------ Information provided

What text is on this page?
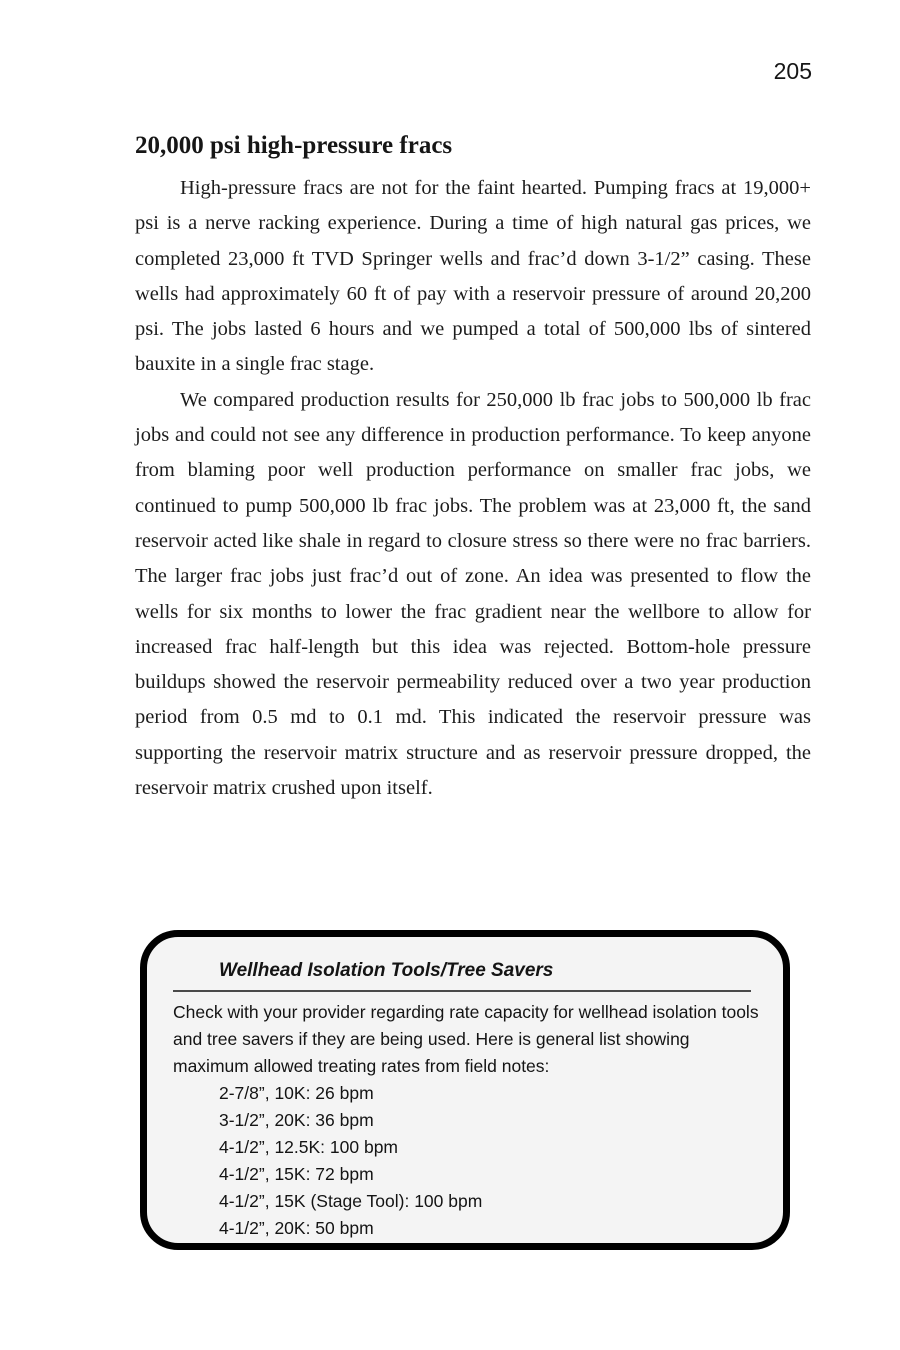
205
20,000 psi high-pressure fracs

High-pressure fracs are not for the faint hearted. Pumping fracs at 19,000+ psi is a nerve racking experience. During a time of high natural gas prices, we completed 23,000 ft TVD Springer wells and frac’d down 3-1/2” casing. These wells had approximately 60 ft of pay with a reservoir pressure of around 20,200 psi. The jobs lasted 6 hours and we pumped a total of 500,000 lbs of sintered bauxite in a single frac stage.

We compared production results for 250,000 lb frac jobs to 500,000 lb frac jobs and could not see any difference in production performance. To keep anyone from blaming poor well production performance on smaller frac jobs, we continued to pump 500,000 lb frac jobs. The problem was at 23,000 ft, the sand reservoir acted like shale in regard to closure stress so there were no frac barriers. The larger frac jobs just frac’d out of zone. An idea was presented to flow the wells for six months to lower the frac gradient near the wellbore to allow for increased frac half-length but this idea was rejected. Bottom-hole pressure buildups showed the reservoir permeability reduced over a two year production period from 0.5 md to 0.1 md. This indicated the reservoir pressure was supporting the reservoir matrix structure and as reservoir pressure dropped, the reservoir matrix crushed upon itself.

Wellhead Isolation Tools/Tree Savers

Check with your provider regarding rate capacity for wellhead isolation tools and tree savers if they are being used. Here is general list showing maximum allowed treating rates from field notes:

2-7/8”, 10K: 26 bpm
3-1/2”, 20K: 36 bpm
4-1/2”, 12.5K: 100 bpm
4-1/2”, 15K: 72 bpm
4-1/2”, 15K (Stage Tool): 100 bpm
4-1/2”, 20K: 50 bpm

------------

== Given request ==
Restate the full listing verbatim and drop every picture.

== Solution to this exercise ==
What text is on this page?
205
20,000 psi high-pressure fracs

High-pressure fracs are not for the faint hearted. Pumping fracs at 19,000+ psi is a nerve racking experience. During a time of high natural gas prices, we completed 23,000 ft TVD Springer wells and frac’d down 3-1/2” casing. These wells had approximately 60 ft of pay with a reservoir pressure of around 20,200 psi. The jobs lasted 6 hours and we pumped a total of 500,000 lbs of sintered bauxite in a single frac stage.

We compared production results for 250,000 lb frac jobs to 500,000 lb frac jobs and could not see any difference in production performance. To keep anyone from blaming poor well production performance on smaller frac jobs, we continued to pump 500,000 lb frac jobs. The problem was at 23,000 ft, the sand reservoir acted like shale in regard to closure stress so there were no frac barriers. The larger frac jobs just frac’d out of zone. An idea was presented to flow the wells for six months to lower the frac gradient near the wellbore to allow for increased frac half-length but this idea was rejected. Bottom-hole pressure buildups showed the reservoir permeability reduced over a two year production period from 0.5 md to 0.1 md. This indicated the reservoir pressure was supporting the reservoir matrix structure and as reservoir pressure dropped, the reservoir matrix crushed upon itself.

Wellhead Isolation Tools/Tree Savers

Check with your provider regarding rate capacity for wellhead isolation tools and tree savers if they are being used. Here is general list showing maximum allowed treating rates from field notes:

2-7/8”, 10K: 26 bpm
3-1/2”, 20K: 36 bpm
4-1/2”, 12.5K: 100 bpm
4-1/2”, 15K: 72 bpm
4-1/2”, 15K (Stage Tool): 100 bpm
4-1/2”, 20K: 50 bpm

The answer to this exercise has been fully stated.